Dataset items:
==================================================
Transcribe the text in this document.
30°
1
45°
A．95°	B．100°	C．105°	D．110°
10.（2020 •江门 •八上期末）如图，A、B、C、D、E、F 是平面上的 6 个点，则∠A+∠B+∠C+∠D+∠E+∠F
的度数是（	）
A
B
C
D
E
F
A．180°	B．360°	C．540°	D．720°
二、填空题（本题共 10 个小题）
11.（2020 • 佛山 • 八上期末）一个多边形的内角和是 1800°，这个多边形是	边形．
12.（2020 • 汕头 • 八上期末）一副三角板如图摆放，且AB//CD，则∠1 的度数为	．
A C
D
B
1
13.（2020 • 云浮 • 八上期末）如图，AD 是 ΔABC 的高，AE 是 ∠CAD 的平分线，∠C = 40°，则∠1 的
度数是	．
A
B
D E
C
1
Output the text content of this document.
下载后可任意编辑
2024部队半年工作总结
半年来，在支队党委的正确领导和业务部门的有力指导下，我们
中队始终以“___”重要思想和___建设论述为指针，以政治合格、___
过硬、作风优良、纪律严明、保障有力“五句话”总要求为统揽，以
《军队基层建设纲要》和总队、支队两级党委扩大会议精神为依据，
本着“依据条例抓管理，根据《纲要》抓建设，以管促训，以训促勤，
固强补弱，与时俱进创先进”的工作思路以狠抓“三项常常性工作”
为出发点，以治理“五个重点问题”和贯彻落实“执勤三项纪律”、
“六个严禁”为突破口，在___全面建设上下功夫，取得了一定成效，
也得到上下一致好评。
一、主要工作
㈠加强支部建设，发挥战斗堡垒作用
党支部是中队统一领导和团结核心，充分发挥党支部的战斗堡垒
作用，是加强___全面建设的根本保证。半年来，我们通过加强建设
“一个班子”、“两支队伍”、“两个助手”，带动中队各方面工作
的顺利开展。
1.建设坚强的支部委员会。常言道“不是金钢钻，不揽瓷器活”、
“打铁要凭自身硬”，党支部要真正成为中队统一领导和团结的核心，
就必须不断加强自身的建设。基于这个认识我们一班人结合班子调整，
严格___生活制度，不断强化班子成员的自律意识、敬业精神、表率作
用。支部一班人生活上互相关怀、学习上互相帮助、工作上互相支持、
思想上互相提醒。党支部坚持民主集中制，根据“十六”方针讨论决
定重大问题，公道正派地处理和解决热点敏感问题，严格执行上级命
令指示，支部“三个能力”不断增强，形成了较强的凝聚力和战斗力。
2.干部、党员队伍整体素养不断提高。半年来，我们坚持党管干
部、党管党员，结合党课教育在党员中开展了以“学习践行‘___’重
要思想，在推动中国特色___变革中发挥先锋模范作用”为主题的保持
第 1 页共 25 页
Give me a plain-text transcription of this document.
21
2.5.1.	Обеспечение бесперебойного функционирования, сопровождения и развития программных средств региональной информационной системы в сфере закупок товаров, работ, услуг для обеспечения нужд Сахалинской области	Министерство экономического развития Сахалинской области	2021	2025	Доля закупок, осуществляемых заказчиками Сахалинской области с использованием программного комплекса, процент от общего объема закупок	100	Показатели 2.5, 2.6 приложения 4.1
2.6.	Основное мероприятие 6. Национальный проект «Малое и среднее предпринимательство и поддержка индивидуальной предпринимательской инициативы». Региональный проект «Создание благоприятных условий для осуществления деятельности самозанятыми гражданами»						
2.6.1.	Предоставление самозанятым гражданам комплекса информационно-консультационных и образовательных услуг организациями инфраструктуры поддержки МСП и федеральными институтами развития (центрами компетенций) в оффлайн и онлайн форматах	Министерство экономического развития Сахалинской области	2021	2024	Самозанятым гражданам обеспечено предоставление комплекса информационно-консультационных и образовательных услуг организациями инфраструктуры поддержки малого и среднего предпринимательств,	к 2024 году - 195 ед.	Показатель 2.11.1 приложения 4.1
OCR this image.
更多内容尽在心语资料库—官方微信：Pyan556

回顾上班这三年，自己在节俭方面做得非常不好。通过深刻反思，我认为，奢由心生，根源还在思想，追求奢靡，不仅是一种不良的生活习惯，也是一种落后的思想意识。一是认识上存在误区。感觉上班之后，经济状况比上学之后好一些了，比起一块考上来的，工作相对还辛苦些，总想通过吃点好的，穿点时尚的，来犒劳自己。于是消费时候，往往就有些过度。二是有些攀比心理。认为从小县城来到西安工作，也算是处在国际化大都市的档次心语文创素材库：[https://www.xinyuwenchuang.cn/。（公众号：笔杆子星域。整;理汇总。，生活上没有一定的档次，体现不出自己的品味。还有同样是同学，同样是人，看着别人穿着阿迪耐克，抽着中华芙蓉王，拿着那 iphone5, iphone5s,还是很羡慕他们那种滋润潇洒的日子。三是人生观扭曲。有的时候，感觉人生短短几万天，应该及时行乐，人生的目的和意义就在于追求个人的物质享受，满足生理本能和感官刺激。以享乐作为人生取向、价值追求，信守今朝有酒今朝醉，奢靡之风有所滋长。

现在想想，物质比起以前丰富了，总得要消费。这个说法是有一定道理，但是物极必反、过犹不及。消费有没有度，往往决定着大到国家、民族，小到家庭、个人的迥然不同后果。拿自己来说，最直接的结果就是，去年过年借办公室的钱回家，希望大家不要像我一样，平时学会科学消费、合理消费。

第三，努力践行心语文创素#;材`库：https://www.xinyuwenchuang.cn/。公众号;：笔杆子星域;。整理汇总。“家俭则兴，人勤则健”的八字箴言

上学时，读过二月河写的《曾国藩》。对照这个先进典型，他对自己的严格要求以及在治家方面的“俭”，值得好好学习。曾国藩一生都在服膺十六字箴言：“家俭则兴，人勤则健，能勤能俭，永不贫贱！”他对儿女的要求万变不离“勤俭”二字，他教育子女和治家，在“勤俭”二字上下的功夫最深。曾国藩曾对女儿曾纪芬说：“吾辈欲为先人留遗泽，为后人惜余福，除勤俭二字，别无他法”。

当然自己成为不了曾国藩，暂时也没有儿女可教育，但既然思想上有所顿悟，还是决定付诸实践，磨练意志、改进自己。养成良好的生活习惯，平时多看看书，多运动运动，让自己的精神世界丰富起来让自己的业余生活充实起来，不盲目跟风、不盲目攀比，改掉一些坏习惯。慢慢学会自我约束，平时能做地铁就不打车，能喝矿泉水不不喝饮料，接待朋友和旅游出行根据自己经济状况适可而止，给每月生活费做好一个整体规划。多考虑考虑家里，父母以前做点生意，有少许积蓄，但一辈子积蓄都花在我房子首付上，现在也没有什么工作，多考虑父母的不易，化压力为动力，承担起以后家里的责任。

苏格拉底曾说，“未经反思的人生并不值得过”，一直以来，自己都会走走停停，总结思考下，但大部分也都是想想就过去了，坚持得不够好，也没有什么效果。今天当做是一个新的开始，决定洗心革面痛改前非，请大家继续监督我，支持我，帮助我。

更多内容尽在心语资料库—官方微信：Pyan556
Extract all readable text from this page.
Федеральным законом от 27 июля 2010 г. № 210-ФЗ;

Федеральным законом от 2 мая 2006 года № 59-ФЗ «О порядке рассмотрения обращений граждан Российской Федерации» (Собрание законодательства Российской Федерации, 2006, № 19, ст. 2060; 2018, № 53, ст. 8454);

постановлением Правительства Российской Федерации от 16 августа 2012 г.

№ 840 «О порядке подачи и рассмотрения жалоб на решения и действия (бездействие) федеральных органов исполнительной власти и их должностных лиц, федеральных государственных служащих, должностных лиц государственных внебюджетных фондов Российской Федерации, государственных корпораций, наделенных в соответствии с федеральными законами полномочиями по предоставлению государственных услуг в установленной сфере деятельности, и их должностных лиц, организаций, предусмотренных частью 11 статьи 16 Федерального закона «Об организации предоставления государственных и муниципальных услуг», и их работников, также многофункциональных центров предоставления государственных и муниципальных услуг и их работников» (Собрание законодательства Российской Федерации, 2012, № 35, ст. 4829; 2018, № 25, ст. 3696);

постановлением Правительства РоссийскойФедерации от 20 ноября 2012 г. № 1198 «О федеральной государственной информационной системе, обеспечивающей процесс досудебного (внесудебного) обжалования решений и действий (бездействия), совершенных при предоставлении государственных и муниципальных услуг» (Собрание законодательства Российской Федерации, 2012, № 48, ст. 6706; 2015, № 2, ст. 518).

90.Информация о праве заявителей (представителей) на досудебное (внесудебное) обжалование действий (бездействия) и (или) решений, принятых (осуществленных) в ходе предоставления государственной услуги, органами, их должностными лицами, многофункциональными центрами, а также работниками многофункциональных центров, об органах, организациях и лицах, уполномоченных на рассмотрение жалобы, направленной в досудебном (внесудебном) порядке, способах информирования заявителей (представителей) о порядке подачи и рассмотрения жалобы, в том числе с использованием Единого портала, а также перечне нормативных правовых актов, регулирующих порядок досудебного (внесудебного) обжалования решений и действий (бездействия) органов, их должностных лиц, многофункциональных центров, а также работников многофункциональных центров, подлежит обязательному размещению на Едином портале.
==================================================
Stated goal -> Count each line of the data where the word "обжалования" appears, then reply with the total only.

Task result -> 2